→ The request
Copy out every line that contains the word "JSON".
>>
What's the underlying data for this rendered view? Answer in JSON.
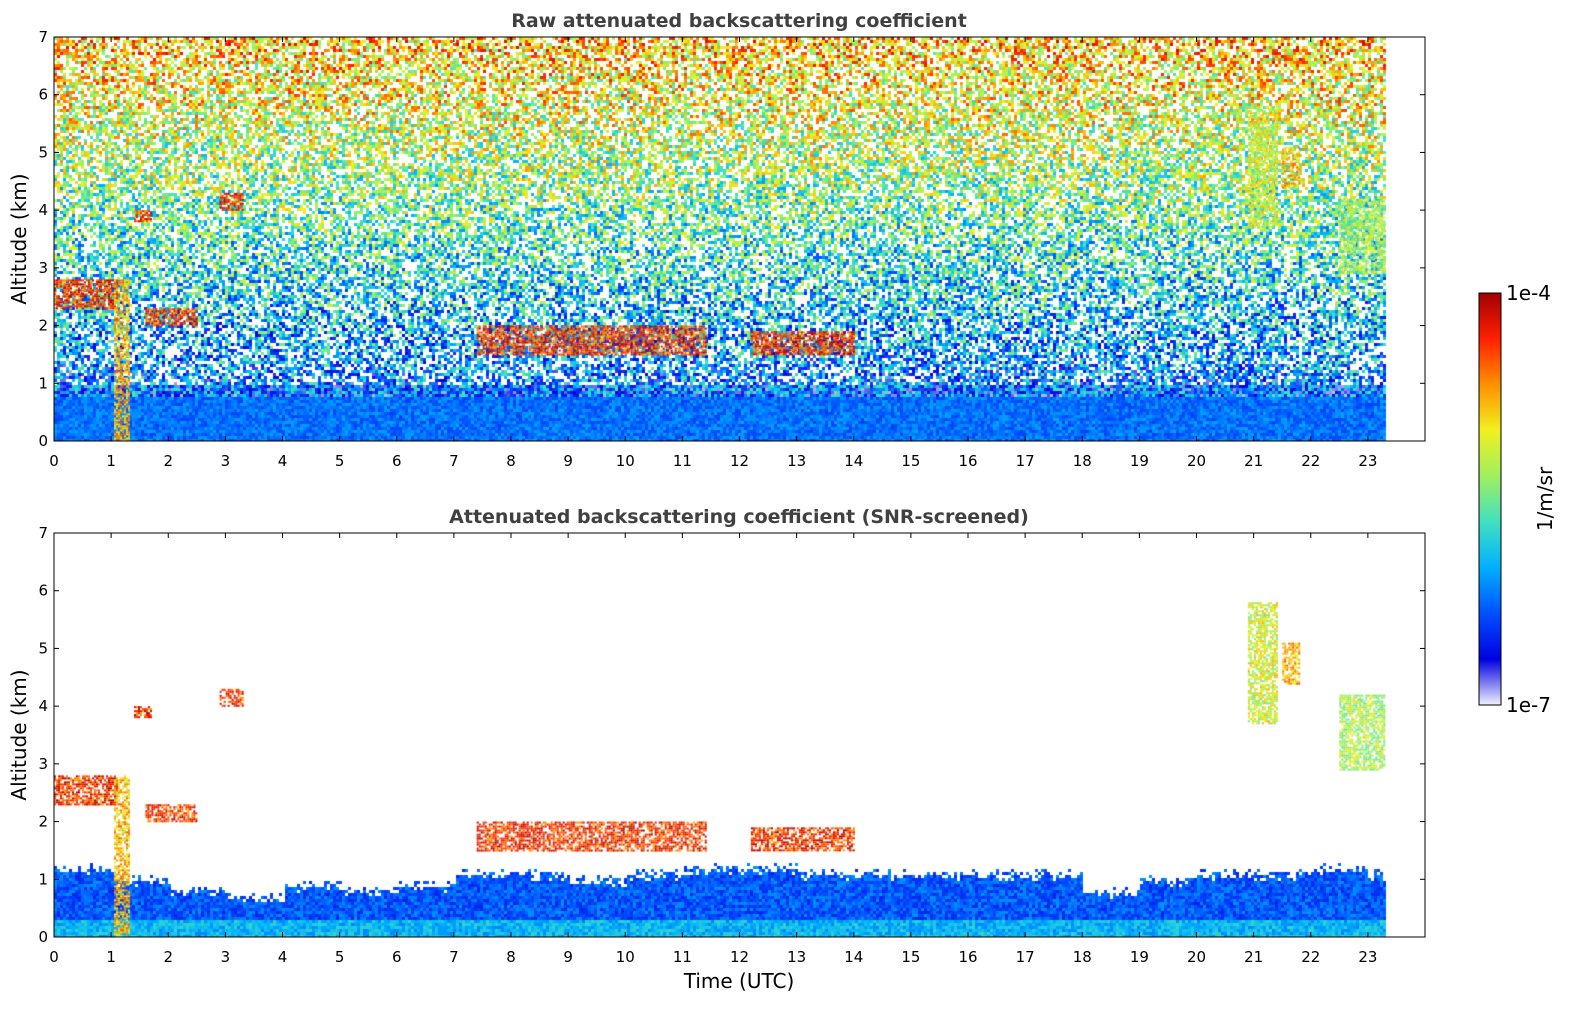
{
  "chart_data": [
    {
      "type": "heatmap",
      "title": "Raw attenuated backscattering coefficient",
      "xlabel": "",
      "ylabel": "Altitude (km)",
      "xlim": [
        0,
        24
      ],
      "ylim": [
        0,
        7
      ],
      "xticks": [
        "0",
        "1",
        "2",
        "3",
        "4",
        "5",
        "6",
        "7",
        "8",
        "9",
        "10",
        "11",
        "12",
        "13",
        "14",
        "15",
        "16",
        "17",
        "18",
        "19",
        "20",
        "21",
        "22",
        "23"
      ],
      "yticks": [
        "0",
        "1",
        "2",
        "3",
        "4",
        "5",
        "6",
        "7"
      ],
      "data_end_time": 23.3,
      "features": [
        {
          "kind": "cloud",
          "t_start": 0.0,
          "t_end": 1.1,
          "alt_bottom": 2.3,
          "alt_top": 2.8,
          "level": 1.0
        },
        {
          "kind": "precip",
          "t_start": 1.05,
          "t_end": 1.3,
          "alt_bottom": 0.0,
          "alt_top": 2.8,
          "level": 0.85
        },
        {
          "kind": "cloud",
          "t_start": 1.4,
          "t_end": 1.7,
          "alt_bottom": 3.8,
          "alt_top": 4.0,
          "level": 1.0
        },
        {
          "kind": "cloud",
          "t_start": 1.6,
          "t_end": 2.5,
          "alt_bottom": 2.0,
          "alt_top": 2.3,
          "level": 1.0
        },
        {
          "kind": "cloud",
          "t_start": 2.9,
          "t_end": 3.3,
          "alt_bottom": 4.0,
          "alt_top": 4.3,
          "level": 1.0
        },
        {
          "kind": "cloud",
          "t_start": 7.4,
          "t_end": 11.4,
          "alt_bottom": 1.5,
          "alt_top": 2.0,
          "level": 1.0
        },
        {
          "kind": "cloud",
          "t_start": 12.2,
          "t_end": 14.0,
          "alt_bottom": 1.5,
          "alt_top": 1.9,
          "level": 1.0
        },
        {
          "kind": "cloud",
          "t_start": 20.9,
          "t_end": 21.4,
          "alt_bottom": 3.7,
          "alt_top": 5.8,
          "level": 0.75
        },
        {
          "kind": "cloud",
          "t_start": 21.5,
          "t_end": 21.8,
          "alt_bottom": 4.4,
          "alt_top": 5.1,
          "level": 0.85
        },
        {
          "kind": "cloud",
          "t_start": 22.5,
          "t_end": 23.3,
          "alt_bottom": 2.9,
          "alt_top": 4.2,
          "level": 0.7
        }
      ]
    },
    {
      "type": "heatmap",
      "title": "Attenuated backscattering coefficient (SNR-screened)",
      "xlabel": "Time (UTC)",
      "ylabel": "Altitude (km)",
      "xlim": [
        0,
        24
      ],
      "ylim": [
        0,
        7
      ],
      "xticks": [
        "0",
        "1",
        "2",
        "3",
        "4",
        "5",
        "6",
        "7",
        "8",
        "9",
        "10",
        "11",
        "12",
        "13",
        "14",
        "15",
        "16",
        "17",
        "18",
        "19",
        "20",
        "21",
        "22",
        "23"
      ],
      "yticks": [
        "0",
        "1",
        "2",
        "3",
        "4",
        "5",
        "6",
        "7"
      ],
      "data_end_time": 23.3,
      "boundary_layer_top_km": [
        1.2,
        1.0,
        0.8,
        0.7,
        0.9,
        0.8,
        0.9,
        1.1,
        1.1,
        1.0,
        1.1,
        1.2,
        1.2,
        1.1,
        1.1,
        1.1,
        1.1,
        1.1,
        0.8,
        1.0,
        1.1,
        1.1,
        1.2,
        1.1
      ]
    }
  ],
  "colorbar": {
    "label": "1/m/sr",
    "max_label": "1e-4",
    "min_label": "1e-7",
    "colormap": [
      "#f0f0ff",
      "#0000e0",
      "#0050ff",
      "#00b0ff",
      "#40e0c0",
      "#a0f060",
      "#f0f020",
      "#ff9000",
      "#ff2000",
      "#a00000"
    ]
  }
}
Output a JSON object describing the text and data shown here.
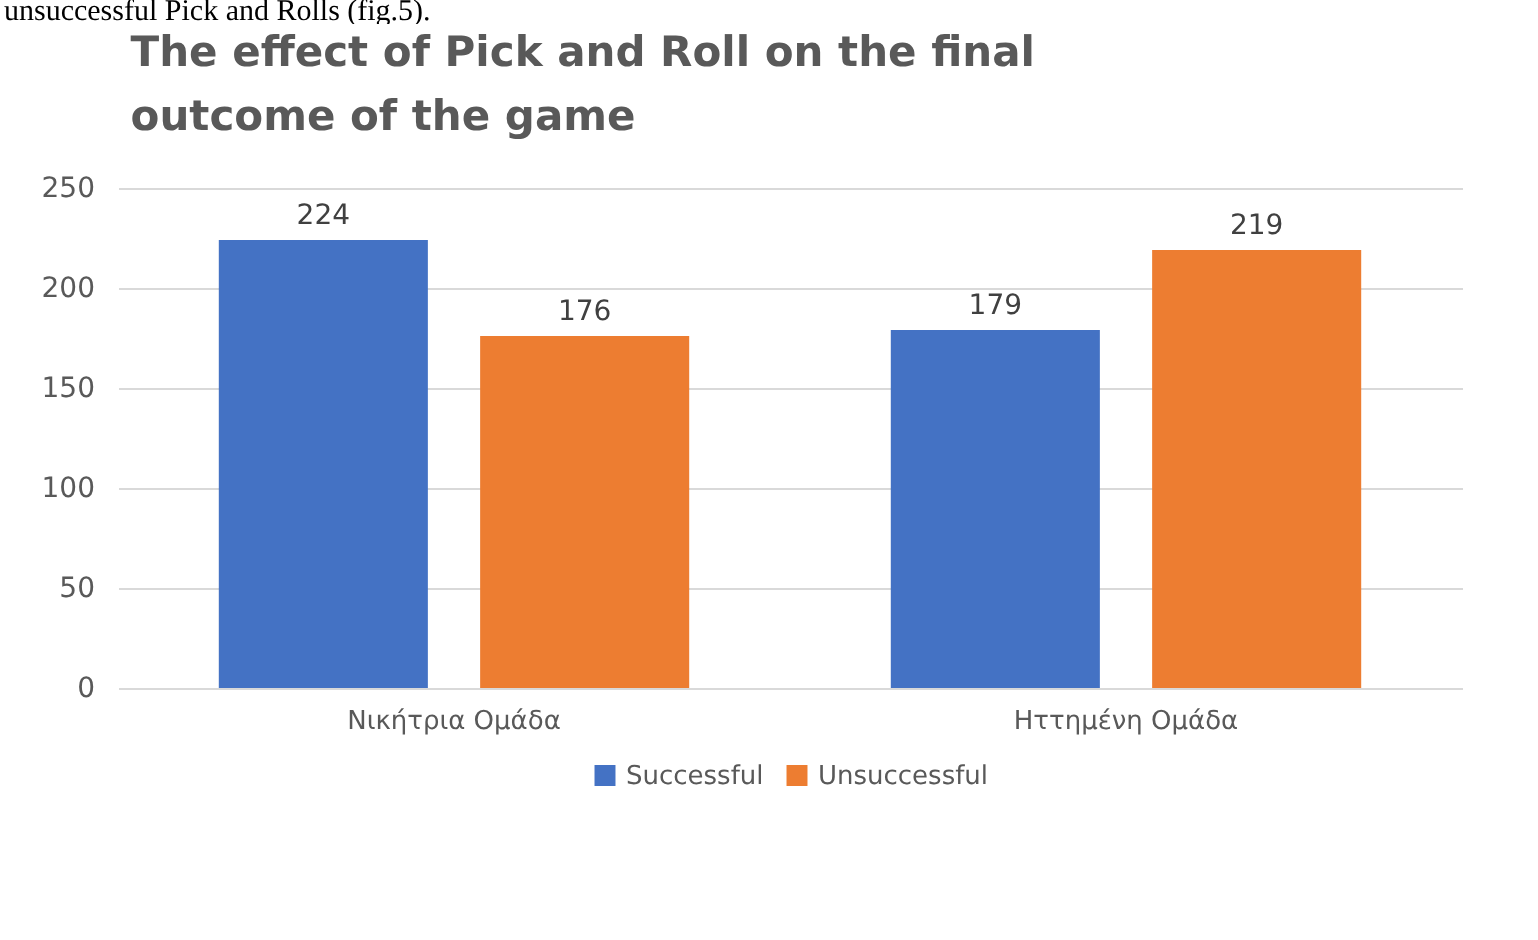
{
  "chart_data": {
    "type": "bar",
    "title": "The effect of Pick and Roll on the final outcome of the game",
    "annotations": [
      "unsuccessful Pick and Rolls (fig.5)."
    ],
    "categories": [
      "Νικήτρια Ομάδα",
      "Ηττημένη Ομάδα"
    ],
    "series": [
      {
        "name": "Successful",
        "color": "#4472c4",
        "values": [
          224,
          179
        ]
      },
      {
        "name": "Unsuccessful",
        "color": "#ed7d31",
        "values": [
          176,
          219
        ]
      }
    ],
    "ylim": [
      0,
      250
    ],
    "yticks": [
      0,
      50,
      100,
      150,
      200,
      250
    ],
    "grid": "y",
    "legend": "bottom",
    "data_labels": true
  }
}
<<
→ Exercise result
What's the underlying data for this rendered view? Answer in JSON.
Output a JSON object describing the text and data shown here.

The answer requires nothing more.